Data tied to figure images:

※

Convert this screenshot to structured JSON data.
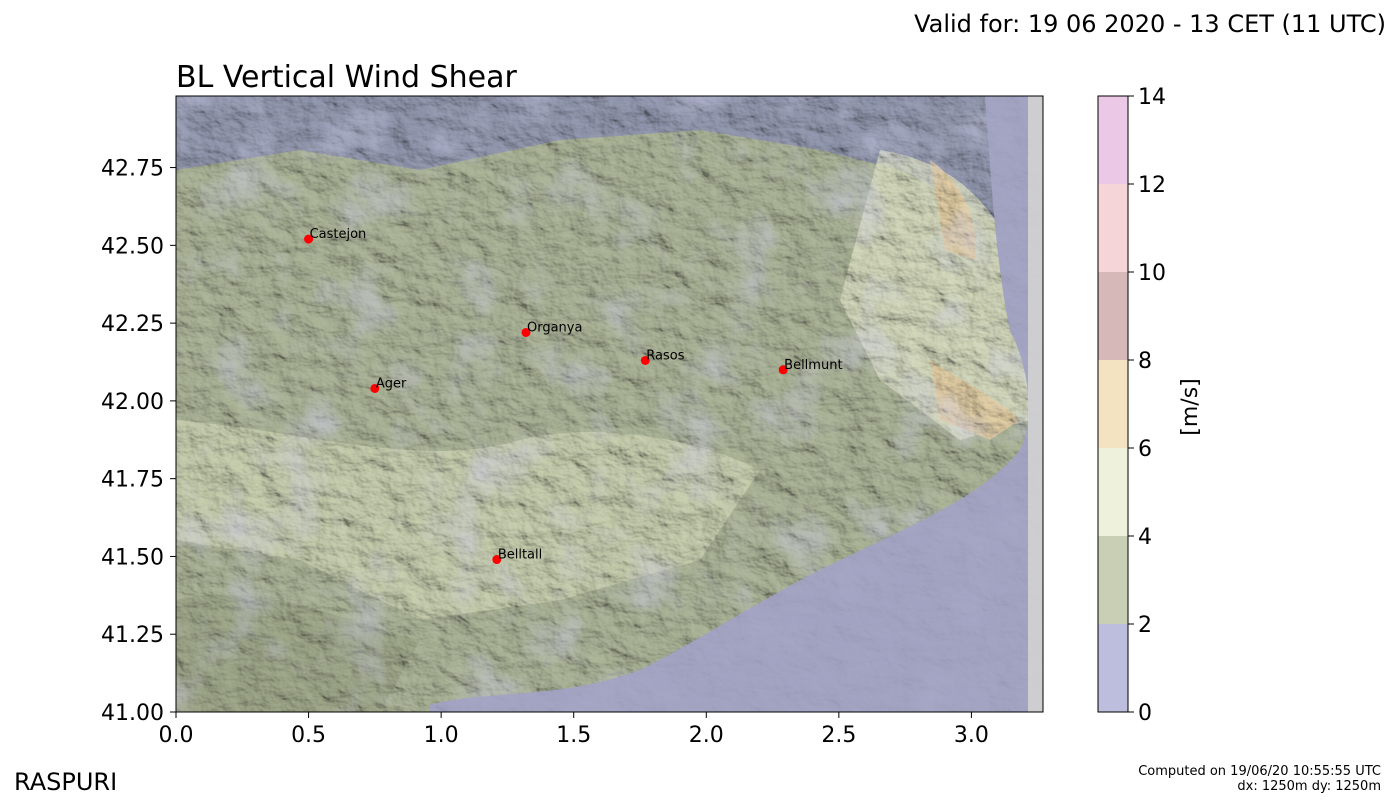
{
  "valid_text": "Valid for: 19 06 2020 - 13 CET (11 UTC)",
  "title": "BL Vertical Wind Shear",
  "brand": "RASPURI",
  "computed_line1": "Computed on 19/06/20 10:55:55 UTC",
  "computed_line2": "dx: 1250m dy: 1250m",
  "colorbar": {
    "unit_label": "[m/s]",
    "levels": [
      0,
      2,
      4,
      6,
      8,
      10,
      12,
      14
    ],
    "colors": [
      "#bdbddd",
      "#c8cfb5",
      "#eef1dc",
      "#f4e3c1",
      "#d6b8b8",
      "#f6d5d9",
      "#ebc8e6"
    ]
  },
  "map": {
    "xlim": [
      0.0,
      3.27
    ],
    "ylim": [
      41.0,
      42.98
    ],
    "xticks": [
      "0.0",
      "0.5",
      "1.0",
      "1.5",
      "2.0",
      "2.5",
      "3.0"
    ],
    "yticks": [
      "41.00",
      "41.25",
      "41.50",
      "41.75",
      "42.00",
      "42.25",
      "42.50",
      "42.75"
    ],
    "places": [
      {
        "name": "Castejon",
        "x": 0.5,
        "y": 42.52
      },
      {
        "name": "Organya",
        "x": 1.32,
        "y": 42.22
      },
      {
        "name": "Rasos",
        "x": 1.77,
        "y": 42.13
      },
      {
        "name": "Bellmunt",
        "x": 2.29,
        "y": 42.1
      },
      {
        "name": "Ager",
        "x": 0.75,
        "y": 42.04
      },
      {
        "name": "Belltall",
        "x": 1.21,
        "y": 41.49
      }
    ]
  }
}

※

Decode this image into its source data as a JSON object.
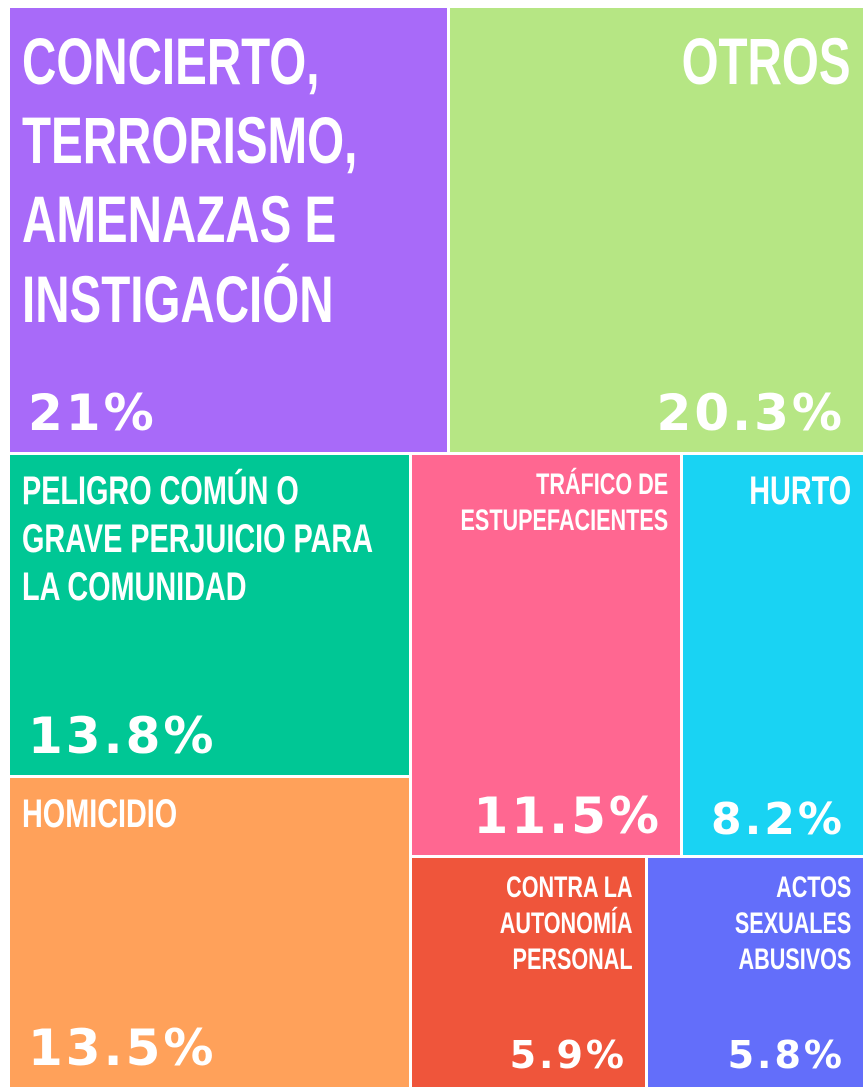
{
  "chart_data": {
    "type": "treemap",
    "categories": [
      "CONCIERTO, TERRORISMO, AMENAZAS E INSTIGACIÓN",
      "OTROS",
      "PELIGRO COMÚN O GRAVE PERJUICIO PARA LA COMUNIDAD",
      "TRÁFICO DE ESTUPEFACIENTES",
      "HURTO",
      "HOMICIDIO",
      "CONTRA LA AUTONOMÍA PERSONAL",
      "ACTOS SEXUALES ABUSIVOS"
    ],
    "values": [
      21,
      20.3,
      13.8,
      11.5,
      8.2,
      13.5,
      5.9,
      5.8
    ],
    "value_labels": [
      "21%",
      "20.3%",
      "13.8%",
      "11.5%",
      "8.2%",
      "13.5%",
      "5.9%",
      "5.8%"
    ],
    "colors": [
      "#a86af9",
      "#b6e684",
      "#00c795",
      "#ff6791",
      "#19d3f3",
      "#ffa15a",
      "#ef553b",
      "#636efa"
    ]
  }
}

※

Look through the listing above and count the lines where the string "JSON" appears. Report the number only.

Answer to this problem: 2